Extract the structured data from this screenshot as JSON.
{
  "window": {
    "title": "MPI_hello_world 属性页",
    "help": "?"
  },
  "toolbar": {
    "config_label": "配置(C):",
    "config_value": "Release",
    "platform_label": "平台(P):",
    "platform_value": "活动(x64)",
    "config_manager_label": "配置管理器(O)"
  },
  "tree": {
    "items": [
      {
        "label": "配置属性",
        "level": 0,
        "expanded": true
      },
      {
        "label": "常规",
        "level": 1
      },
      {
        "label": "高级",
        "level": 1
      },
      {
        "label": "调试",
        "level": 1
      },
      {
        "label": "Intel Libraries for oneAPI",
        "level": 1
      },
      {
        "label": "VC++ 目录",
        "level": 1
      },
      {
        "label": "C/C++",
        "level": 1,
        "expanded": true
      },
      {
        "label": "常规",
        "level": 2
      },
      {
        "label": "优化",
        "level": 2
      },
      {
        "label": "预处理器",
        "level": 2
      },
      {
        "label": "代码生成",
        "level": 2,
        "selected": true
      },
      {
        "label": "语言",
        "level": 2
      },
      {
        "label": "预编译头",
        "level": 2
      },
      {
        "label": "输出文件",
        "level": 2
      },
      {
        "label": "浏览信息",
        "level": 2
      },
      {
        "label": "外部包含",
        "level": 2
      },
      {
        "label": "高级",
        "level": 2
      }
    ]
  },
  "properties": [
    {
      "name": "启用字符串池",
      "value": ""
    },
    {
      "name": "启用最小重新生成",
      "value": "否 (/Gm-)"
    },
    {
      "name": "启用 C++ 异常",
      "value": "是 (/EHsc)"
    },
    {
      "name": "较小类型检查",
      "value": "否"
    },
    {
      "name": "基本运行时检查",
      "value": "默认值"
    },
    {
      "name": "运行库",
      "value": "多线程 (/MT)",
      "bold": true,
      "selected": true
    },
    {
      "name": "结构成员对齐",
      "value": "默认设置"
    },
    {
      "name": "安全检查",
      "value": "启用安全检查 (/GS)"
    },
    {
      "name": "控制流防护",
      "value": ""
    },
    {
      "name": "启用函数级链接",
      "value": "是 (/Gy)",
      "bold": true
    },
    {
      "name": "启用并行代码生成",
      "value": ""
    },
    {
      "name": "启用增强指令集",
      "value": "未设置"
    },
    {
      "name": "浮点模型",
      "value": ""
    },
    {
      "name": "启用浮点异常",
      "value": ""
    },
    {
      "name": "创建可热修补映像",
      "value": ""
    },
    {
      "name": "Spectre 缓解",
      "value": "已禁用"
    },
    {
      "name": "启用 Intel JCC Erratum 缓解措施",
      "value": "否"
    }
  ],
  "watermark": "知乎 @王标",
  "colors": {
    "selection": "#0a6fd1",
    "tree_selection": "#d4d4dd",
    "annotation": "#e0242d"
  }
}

════════════════════

_Requirements_:
Give the listing above again, word for word.

_Response_:
Extract the structured data from this screenshot as JSON.
{
  "window": {
    "title": "MPI_hello_world 属性页",
    "help": "?"
  },
  "toolbar": {
    "config_label": "配置(C):",
    "config_value": "Release",
    "platform_label": "平台(P):",
    "platform_value": "活动(x64)",
    "config_manager_label": "配置管理器(O)"
  },
  "tree": {
    "items": [
      {
        "label": "配置属性",
        "level": 0,
        "expanded": true
      },
      {
        "label": "常规",
        "level": 1
      },
      {
        "label": "高级",
        "level": 1
      },
      {
        "label": "调试",
        "level": 1
      },
      {
        "label": "Intel Libraries for oneAPI",
        "level": 1
      },
      {
        "label": "VC++ 目录",
        "level": 1
      },
      {
        "label": "C/C++",
        "level": 1,
        "expanded": true
      },
      {
        "label": "常规",
        "level": 2
      },
      {
        "label": "优化",
        "level": 2
      },
      {
        "label": "预处理器",
        "level": 2
      },
      {
        "label": "代码生成",
        "level": 2,
        "selected": true
      },
      {
        "label": "语言",
        "level": 2
      },
      {
        "label": "预编译头",
        "level": 2
      },
      {
        "label": "输出文件",
        "level": 2
      },
      {
        "label": "浏览信息",
        "level": 2
      },
      {
        "label": "外部包含",
        "level": 2
      },
      {
        "label": "高级",
        "level": 2
      }
    ]
  },
  "properties": [
    {
      "name": "启用字符串池",
      "value": ""
    },
    {
      "name": "启用最小重新生成",
      "value": "否 (/Gm-)"
    },
    {
      "name": "启用 C++ 异常",
      "value": "是 (/EHsc)"
    },
    {
      "name": "较小类型检查",
      "value": "否"
    },
    {
      "name": "基本运行时检查",
      "value": "默认值"
    },
    {
      "name": "运行库",
      "value": "多线程 (/MT)",
      "bold": true,
      "selected": true
    },
    {
      "name": "结构成员对齐",
      "value": "默认设置"
    },
    {
      "name": "安全检查",
      "value": "启用安全检查 (/GS)"
    },
    {
      "name": "控制流防护",
      "value": ""
    },
    {
      "name": "启用函数级链接",
      "value": "是 (/Gy)",
      "bold": true
    },
    {
      "name": "启用并行代码生成",
      "value": ""
    },
    {
      "name": "启用增强指令集",
      "value": "未设置"
    },
    {
      "name": "浮点模型",
      "value": ""
    },
    {
      "name": "启用浮点异常",
      "value": ""
    },
    {
      "name": "创建可热修补映像",
      "value": ""
    },
    {
      "name": "Spectre 缓解",
      "value": "已禁用"
    },
    {
      "name": "启用 Intel JCC Erratum 缓解措施",
      "value": "否"
    }
  ],
  "watermark": "知乎 @王标",
  "colors": {
    "selection": "#0a6fd1",
    "tree_selection": "#d4d4dd",
    "annotation": "#e0242d"
  }
}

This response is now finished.